Where the word "light" occurs in a line, return that line.

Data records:
########

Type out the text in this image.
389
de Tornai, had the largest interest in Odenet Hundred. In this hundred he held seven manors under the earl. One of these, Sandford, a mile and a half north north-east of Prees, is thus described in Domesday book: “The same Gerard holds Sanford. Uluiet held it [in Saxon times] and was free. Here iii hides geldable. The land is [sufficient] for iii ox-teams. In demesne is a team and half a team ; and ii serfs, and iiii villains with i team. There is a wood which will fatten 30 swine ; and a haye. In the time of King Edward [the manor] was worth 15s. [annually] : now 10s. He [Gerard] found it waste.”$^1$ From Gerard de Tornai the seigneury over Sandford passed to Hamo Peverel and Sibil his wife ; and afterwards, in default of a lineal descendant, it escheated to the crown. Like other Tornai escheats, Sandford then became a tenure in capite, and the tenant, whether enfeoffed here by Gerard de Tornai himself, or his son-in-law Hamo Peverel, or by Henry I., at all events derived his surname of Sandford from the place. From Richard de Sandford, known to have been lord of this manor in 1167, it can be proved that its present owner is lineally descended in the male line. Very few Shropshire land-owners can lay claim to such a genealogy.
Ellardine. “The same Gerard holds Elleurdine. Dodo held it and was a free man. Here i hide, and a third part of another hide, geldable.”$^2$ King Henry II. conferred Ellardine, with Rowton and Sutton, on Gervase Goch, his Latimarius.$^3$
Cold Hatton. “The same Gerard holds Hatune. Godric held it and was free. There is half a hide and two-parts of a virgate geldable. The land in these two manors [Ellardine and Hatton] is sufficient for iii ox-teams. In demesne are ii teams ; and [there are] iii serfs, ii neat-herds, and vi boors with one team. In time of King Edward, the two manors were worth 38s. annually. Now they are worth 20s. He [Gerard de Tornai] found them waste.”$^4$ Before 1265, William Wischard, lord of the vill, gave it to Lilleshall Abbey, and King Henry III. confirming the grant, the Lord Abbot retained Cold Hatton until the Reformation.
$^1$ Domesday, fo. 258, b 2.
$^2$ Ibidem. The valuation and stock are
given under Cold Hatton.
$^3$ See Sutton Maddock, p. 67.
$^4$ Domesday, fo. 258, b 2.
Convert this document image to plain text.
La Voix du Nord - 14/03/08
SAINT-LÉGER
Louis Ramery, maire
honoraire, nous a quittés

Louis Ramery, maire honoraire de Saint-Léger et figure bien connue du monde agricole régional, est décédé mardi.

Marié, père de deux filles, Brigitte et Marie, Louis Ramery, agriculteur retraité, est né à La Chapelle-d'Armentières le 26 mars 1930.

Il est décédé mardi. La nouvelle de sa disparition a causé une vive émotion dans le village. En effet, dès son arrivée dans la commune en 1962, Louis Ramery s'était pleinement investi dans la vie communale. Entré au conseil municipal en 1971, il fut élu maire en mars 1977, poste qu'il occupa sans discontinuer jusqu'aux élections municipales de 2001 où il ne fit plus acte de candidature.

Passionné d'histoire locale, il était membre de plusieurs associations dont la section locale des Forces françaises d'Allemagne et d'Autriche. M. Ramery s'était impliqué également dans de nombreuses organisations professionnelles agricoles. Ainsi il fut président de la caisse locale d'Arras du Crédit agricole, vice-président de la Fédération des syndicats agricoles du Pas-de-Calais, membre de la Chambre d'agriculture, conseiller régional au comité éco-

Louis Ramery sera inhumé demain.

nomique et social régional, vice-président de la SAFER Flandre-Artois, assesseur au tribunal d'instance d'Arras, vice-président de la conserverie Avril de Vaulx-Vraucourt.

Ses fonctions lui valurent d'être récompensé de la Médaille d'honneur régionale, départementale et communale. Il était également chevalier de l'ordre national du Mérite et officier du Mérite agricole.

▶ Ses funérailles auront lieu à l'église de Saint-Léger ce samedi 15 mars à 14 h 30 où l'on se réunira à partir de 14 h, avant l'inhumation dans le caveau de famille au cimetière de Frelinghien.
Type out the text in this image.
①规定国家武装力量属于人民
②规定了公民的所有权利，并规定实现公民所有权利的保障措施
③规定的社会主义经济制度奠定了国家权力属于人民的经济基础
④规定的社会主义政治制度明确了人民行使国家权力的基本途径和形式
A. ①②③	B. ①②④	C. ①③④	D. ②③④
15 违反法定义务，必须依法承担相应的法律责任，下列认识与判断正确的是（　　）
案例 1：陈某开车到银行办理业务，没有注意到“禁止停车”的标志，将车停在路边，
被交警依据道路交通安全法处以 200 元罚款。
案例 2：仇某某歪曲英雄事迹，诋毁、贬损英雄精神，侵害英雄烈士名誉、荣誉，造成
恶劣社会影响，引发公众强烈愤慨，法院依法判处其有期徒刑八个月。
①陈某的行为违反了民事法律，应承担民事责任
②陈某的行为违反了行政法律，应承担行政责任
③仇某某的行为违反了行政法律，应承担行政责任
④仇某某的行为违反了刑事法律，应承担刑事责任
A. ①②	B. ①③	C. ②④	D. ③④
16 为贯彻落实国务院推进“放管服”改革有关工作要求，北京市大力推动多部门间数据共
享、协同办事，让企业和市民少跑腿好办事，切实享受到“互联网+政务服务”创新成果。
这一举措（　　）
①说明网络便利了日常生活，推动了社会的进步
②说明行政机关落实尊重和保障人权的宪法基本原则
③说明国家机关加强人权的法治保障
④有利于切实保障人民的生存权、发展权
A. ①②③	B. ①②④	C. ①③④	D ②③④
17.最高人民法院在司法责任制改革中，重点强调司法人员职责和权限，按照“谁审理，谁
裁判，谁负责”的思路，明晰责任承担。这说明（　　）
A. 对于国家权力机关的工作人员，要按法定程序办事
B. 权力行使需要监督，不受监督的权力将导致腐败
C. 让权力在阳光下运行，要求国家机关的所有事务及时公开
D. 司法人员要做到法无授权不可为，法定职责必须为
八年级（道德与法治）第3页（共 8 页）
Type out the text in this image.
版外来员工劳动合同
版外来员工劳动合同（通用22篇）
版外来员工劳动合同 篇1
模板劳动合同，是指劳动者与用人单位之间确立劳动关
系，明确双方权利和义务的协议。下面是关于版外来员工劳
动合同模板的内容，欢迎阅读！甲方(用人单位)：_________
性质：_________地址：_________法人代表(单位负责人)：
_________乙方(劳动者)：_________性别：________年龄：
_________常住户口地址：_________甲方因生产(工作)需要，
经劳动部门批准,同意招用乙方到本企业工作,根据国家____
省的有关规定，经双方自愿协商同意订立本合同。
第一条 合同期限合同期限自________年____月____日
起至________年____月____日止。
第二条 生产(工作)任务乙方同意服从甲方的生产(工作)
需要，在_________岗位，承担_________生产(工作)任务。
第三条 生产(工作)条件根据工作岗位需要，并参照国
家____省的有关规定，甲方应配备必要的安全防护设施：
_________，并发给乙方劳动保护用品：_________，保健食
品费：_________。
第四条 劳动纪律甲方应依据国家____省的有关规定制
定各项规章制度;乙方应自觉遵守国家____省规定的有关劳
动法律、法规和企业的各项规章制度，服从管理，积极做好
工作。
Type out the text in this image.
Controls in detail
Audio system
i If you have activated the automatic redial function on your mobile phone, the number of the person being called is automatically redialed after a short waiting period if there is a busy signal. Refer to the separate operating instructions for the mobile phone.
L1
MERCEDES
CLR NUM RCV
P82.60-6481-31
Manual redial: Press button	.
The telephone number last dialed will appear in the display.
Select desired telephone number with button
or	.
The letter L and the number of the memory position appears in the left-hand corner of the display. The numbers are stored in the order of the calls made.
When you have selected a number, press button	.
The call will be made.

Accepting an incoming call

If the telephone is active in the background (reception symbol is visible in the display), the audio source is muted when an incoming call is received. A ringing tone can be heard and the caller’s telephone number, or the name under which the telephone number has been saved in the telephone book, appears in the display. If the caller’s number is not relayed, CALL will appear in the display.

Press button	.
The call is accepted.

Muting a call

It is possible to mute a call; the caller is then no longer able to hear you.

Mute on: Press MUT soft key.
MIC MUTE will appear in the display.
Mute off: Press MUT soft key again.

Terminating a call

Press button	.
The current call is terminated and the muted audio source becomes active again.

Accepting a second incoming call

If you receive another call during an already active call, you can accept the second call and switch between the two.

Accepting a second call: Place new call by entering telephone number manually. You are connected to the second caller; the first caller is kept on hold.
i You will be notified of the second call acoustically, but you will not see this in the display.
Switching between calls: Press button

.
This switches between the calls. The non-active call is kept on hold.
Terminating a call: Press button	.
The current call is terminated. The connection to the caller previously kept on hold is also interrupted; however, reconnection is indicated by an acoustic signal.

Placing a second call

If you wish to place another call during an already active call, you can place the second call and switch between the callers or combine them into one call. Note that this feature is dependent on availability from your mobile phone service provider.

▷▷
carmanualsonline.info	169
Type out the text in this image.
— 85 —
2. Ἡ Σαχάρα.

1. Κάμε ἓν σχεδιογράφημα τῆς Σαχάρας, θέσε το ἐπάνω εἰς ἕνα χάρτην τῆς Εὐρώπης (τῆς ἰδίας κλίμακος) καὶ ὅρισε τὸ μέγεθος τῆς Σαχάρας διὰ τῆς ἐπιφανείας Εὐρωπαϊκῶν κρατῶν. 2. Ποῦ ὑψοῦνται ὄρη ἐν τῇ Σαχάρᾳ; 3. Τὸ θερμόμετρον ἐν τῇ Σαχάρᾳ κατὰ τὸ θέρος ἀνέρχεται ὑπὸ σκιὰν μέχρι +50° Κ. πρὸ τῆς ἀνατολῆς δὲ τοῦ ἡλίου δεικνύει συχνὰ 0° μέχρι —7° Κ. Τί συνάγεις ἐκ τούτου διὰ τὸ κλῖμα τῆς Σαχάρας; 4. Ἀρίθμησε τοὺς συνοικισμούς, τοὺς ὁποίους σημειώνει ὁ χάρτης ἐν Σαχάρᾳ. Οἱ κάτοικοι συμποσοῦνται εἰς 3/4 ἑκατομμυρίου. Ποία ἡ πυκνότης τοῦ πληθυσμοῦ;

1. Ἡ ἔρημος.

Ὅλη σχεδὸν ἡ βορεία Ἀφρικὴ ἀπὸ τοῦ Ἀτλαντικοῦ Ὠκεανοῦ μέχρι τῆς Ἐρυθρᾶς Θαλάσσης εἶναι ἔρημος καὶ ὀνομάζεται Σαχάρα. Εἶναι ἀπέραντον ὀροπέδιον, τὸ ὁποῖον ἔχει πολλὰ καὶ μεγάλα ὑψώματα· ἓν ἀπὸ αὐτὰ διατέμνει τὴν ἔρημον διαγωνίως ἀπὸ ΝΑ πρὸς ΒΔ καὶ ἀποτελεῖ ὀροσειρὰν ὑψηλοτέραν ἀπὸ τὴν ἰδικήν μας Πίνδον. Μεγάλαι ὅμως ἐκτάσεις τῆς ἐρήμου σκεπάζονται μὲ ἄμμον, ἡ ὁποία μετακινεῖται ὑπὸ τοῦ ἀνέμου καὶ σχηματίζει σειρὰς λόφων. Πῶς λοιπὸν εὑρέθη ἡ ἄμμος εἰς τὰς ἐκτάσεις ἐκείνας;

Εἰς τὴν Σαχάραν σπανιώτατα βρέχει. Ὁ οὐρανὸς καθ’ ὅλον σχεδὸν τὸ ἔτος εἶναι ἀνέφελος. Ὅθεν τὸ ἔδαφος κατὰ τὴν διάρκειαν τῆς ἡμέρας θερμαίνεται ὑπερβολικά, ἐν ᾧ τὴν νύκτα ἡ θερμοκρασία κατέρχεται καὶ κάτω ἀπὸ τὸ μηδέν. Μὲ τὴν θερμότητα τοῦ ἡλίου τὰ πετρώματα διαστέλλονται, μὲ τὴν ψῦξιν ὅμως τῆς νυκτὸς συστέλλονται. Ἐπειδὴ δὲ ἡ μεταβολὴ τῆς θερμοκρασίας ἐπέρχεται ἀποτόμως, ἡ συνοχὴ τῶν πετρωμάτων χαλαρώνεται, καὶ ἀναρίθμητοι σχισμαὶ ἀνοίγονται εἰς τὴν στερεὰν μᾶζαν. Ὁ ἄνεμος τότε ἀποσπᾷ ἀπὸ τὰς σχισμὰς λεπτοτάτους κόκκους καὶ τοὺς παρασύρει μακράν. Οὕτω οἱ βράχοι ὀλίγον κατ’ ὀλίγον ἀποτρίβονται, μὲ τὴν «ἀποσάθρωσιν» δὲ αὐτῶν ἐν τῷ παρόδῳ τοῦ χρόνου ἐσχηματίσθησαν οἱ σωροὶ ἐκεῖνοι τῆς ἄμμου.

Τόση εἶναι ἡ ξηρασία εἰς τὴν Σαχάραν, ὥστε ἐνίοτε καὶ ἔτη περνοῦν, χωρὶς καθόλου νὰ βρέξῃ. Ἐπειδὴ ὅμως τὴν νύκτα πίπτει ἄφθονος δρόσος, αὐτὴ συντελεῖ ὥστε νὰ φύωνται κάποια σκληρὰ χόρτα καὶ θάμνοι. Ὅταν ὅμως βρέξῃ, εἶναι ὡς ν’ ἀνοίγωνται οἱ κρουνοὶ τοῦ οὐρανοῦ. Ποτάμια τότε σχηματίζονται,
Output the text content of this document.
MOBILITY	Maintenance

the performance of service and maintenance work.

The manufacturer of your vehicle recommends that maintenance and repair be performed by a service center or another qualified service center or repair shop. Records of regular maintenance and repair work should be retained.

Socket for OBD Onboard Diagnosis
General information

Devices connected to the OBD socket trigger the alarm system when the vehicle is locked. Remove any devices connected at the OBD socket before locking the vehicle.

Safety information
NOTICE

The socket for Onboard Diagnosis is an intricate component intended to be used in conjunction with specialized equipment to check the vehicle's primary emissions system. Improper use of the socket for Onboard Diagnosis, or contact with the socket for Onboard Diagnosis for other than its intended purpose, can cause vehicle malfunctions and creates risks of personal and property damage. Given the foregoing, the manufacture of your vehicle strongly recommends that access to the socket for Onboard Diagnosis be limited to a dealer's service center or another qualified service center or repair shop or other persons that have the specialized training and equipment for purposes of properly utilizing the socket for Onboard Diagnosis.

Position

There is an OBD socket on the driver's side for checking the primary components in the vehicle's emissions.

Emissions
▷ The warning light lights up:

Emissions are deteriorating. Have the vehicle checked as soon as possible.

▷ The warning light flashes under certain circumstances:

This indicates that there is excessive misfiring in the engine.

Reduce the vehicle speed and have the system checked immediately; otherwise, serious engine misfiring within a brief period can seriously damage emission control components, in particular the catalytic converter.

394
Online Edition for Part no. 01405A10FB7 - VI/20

########

▶ [Final result]
▷ The warning light lights up:
▷ The warning light flashes under certain circumstances:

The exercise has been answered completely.